>>>

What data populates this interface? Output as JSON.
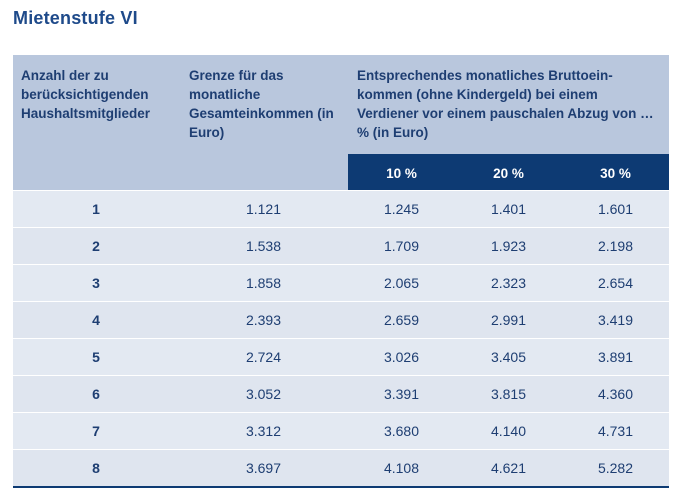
{
  "title": "Mietenstufe VI",
  "header": {
    "col_members": "Anzahl der zu berücksichtigenden Haushaltsmitglieder",
    "col_limit": "Grenze für das monatliche Gesamteinkommen (in Euro)",
    "col_gross": "Entsprechendes monatliches Bruttoein-kommen (ohne Kindergeld) bei einem Verdiener vor einem pauschalen Abzug von … % (in Euro)",
    "pct_10": "10 %",
    "pct_20": "20 %",
    "pct_30": "30 %"
  },
  "rows": [
    {
      "members": "1",
      "limit": "1.121",
      "p10": "1.245",
      "p20": "1.401",
      "p30": "1.601"
    },
    {
      "members": "2",
      "limit": "1.538",
      "p10": "1.709",
      "p20": "1.923",
      "p30": "2.198"
    },
    {
      "members": "3",
      "limit": "1.858",
      "p10": "2.065",
      "p20": "2.323",
      "p30": "2.654"
    },
    {
      "members": "4",
      "limit": "2.393",
      "p10": "2.659",
      "p20": "2.991",
      "p30": "3.419"
    },
    {
      "members": "5",
      "limit": "2.724",
      "p10": "3.026",
      "p20": "3.405",
      "p30": "3.891"
    },
    {
      "members": "6",
      "limit": "3.052",
      "p10": "3.391",
      "p20": "3.815",
      "p30": "4.360"
    },
    {
      "members": "7",
      "limit": "3.312",
      "p10": "3.680",
      "p20": "4.140",
      "p30": "4.731"
    },
    {
      "members": "8",
      "limit": "3.697",
      "p10": "4.108",
      "p20": "4.621",
      "p30": "5.282"
    }
  ]
}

<<<

» **SHORT PROBLEM**:
Repeat the full listing above exactly, with no pictures in the copy.

» **THE RESULT**:
What data populates this interface? Output as JSON.
{
  "title": "Mietenstufe VI",
  "header": {
    "col_members": "Anzahl der zu berücksichtigenden Haushaltsmitglieder",
    "col_limit": "Grenze für das monatliche Gesamteinkommen (in Euro)",
    "col_gross": "Entsprechendes monatliches Bruttoein-kommen (ohne Kindergeld) bei einem Verdiener vor einem pauschalen Abzug von … % (in Euro)",
    "pct_10": "10 %",
    "pct_20": "20 %",
    "pct_30": "30 %"
  },
  "rows": [
    {
      "members": "1",
      "limit": "1.121",
      "p10": "1.245",
      "p20": "1.401",
      "p30": "1.601"
    },
    {
      "members": "2",
      "limit": "1.538",
      "p10": "1.709",
      "p20": "1.923",
      "p30": "2.198"
    },
    {
      "members": "3",
      "limit": "1.858",
      "p10": "2.065",
      "p20": "2.323",
      "p30": "2.654"
    },
    {
      "members": "4",
      "limit": "2.393",
      "p10": "2.659",
      "p20": "2.991",
      "p30": "3.419"
    },
    {
      "members": "5",
      "limit": "2.724",
      "p10": "3.026",
      "p20": "3.405",
      "p30": "3.891"
    },
    {
      "members": "6",
      "limit": "3.052",
      "p10": "3.391",
      "p20": "3.815",
      "p30": "4.360"
    },
    {
      "members": "7",
      "limit": "3.312",
      "p10": "3.680",
      "p20": "4.140",
      "p30": "4.731"
    },
    {
      "members": "8",
      "limit": "3.697",
      "p10": "4.108",
      "p20": "4.621",
      "p30": "5.282"
    }
  ]
}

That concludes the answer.